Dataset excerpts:
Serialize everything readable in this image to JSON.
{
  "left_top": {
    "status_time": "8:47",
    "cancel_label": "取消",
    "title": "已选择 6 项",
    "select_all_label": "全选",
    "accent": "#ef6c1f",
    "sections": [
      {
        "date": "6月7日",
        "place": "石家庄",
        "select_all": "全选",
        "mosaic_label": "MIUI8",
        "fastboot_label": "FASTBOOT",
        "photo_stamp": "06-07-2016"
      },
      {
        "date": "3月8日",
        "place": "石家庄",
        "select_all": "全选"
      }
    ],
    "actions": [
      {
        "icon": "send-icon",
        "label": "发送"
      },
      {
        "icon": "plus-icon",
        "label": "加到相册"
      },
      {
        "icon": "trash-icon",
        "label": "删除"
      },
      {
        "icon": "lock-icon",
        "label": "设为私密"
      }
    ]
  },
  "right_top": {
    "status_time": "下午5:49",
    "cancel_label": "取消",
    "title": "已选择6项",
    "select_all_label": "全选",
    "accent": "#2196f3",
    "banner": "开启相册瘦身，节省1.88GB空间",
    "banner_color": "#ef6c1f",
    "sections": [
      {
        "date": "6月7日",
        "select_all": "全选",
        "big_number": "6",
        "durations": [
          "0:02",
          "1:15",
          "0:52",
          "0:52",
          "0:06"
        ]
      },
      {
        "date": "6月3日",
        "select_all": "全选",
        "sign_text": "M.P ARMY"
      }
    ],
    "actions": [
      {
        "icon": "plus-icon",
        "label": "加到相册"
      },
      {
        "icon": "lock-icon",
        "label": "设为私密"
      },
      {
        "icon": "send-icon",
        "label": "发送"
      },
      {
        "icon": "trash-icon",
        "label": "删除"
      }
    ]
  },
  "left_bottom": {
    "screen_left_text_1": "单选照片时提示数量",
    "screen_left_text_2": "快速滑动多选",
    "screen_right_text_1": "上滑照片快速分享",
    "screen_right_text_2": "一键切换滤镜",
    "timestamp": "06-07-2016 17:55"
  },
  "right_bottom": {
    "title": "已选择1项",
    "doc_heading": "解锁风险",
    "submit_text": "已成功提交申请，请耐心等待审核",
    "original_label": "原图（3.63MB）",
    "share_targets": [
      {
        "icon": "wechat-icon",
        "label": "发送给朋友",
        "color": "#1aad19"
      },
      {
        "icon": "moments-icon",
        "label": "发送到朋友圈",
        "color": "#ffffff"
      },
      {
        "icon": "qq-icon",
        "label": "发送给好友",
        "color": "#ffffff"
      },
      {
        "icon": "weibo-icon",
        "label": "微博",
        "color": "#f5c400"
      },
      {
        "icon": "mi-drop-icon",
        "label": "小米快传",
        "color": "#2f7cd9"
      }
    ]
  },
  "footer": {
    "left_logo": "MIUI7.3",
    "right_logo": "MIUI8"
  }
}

■ CHALLENGE: Return all the data above once more, precisely as given.

■ SOLUTION TO THIS PROBLEM:
Serialize everything readable in this image to JSON.
{
  "left_top": {
    "status_time": "8:47",
    "cancel_label": "取消",
    "title": "已选择 6 项",
    "select_all_label": "全选",
    "accent": "#ef6c1f",
    "sections": [
      {
        "date": "6月7日",
        "place": "石家庄",
        "select_all": "全选",
        "mosaic_label": "MIUI8",
        "fastboot_label": "FASTBOOT",
        "photo_stamp": "06-07-2016"
      },
      {
        "date": "3月8日",
        "place": "石家庄",
        "select_all": "全选"
      }
    ],
    "actions": [
      {
        "icon": "send-icon",
        "label": "发送"
      },
      {
        "icon": "plus-icon",
        "label": "加到相册"
      },
      {
        "icon": "trash-icon",
        "label": "删除"
      },
      {
        "icon": "lock-icon",
        "label": "设为私密"
      }
    ]
  },
  "right_top": {
    "status_time": "下午5:49",
    "cancel_label": "取消",
    "title": "已选择6项",
    "select_all_label": "全选",
    "accent": "#2196f3",
    "banner": "开启相册瘦身，节省1.88GB空间",
    "banner_color": "#ef6c1f",
    "sections": [
      {
        "date": "6月7日",
        "select_all": "全选",
        "big_number": "6",
        "durations": [
          "0:02",
          "1:15",
          "0:52",
          "0:52",
          "0:06"
        ]
      },
      {
        "date": "6月3日",
        "select_all": "全选",
        "sign_text": "M.P ARMY"
      }
    ],
    "actions": [
      {
        "icon": "plus-icon",
        "label": "加到相册"
      },
      {
        "icon": "lock-icon",
        "label": "设为私密"
      },
      {
        "icon": "send-icon",
        "label": "发送"
      },
      {
        "icon": "trash-icon",
        "label": "删除"
      }
    ]
  },
  "left_bottom": {
    "screen_left_text_1": "单选照片时提示数量",
    "screen_left_text_2": "快速滑动多选",
    "screen_right_text_1": "上滑照片快速分享",
    "screen_right_text_2": "一键切换滤镜",
    "timestamp": "06-07-2016 17:55"
  },
  "right_bottom": {
    "title": "已选择1项",
    "doc_heading": "解锁风险",
    "submit_text": "已成功提交申请，请耐心等待审核",
    "original_label": "原图（3.63MB）",
    "share_targets": [
      {
        "icon": "wechat-icon",
        "label": "发送给朋友",
        "color": "#1aad19"
      },
      {
        "icon": "moments-icon",
        "label": "发送到朋友圈",
        "color": "#ffffff"
      },
      {
        "icon": "qq-icon",
        "label": "发送给好友",
        "color": "#ffffff"
      },
      {
        "icon": "weibo-icon",
        "label": "微博",
        "color": "#f5c400"
      },
      {
        "icon": "mi-drop-icon",
        "label": "小米快传",
        "color": "#2f7cd9"
      }
    ]
  },
  "footer": {
    "left_logo": "MIUI7.3",
    "right_logo": "MIUI8"
  }
}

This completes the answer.